Rows

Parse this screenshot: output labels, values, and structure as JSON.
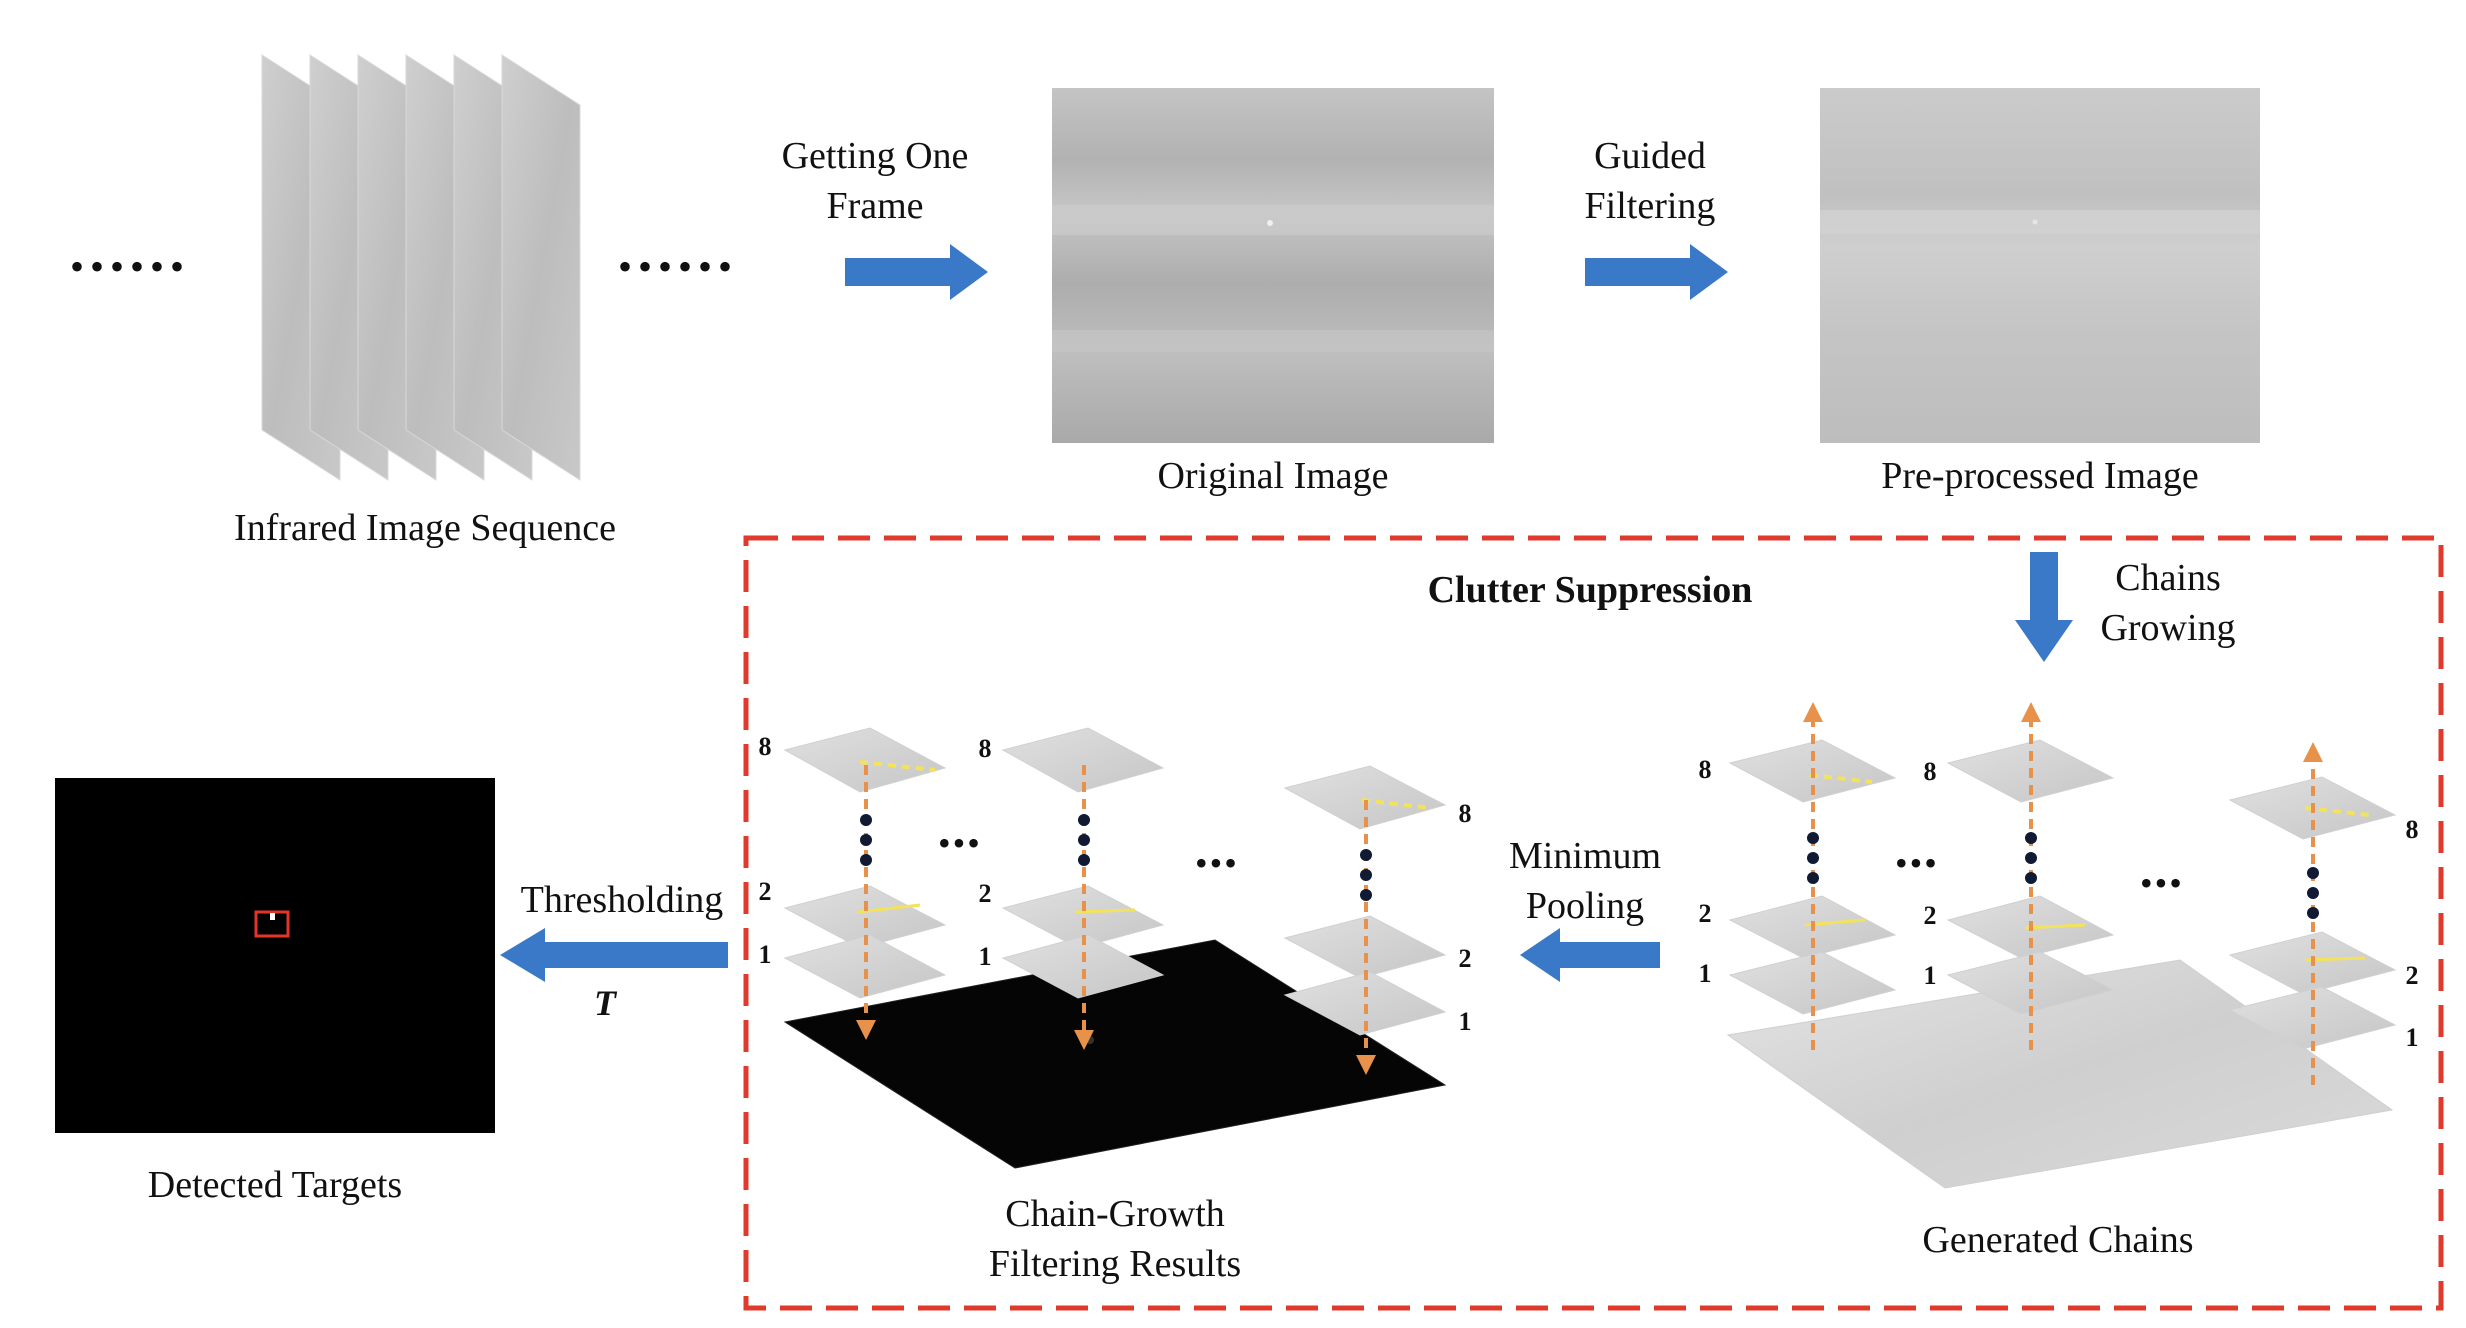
{
  "labels": {
    "sequence": "Infrared Image Sequence",
    "original": "Original Image",
    "preprocessed": "Pre-processed Image",
    "detected": "Detected Targets",
    "cgf_line1": "Chain-Growth",
    "cgf_line2": "Filtering Results",
    "generated": "Generated Chains"
  },
  "arrows": {
    "getting_line1": "Getting One",
    "getting_line2": "Frame",
    "guided_line1": "Guided",
    "guided_line2": "Filtering",
    "chains_line1": "Chains",
    "chains_line2": "Growing",
    "pooling_line1": "Minimum",
    "pooling_line2": "Pooling",
    "thresholding": "Thresholding",
    "threshold_symbol": "T"
  },
  "box": {
    "title": "Clutter Suppression"
  },
  "layers": {
    "top": "8",
    "mid": "2",
    "bottom": "1"
  },
  "ellipsis": {
    "dots": "••••••",
    "dots3": "•••"
  },
  "colors": {
    "arrow_blue": "#3a78c8",
    "chain_orange": "#e8914a",
    "box_red": "#e03a2c",
    "highlight_yellow": "#f3e35a",
    "target_box": "#e53526"
  }
}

Requirement
Transcribe the material as is, with images omitted.

Exercise answer
Parse this screenshot: output labels, values, and structure as JSON.
{
  "labels": {
    "sequence": "Infrared Image Sequence",
    "original": "Original Image",
    "preprocessed": "Pre-processed Image",
    "detected": "Detected Targets",
    "cgf_line1": "Chain-Growth",
    "cgf_line2": "Filtering Results",
    "generated": "Generated Chains"
  },
  "arrows": {
    "getting_line1": "Getting One",
    "getting_line2": "Frame",
    "guided_line1": "Guided",
    "guided_line2": "Filtering",
    "chains_line1": "Chains",
    "chains_line2": "Growing",
    "pooling_line1": "Minimum",
    "pooling_line2": "Pooling",
    "thresholding": "Thresholding",
    "threshold_symbol": "T"
  },
  "box": {
    "title": "Clutter Suppression"
  },
  "layers": {
    "top": "8",
    "mid": "2",
    "bottom": "1"
  },
  "ellipsis": {
    "dots": "••••••",
    "dots3": "•••"
  },
  "colors": {
    "arrow_blue": "#3a78c8",
    "chain_orange": "#e8914a",
    "box_red": "#e03a2c",
    "highlight_yellow": "#f3e35a",
    "target_box": "#e53526"
  }
}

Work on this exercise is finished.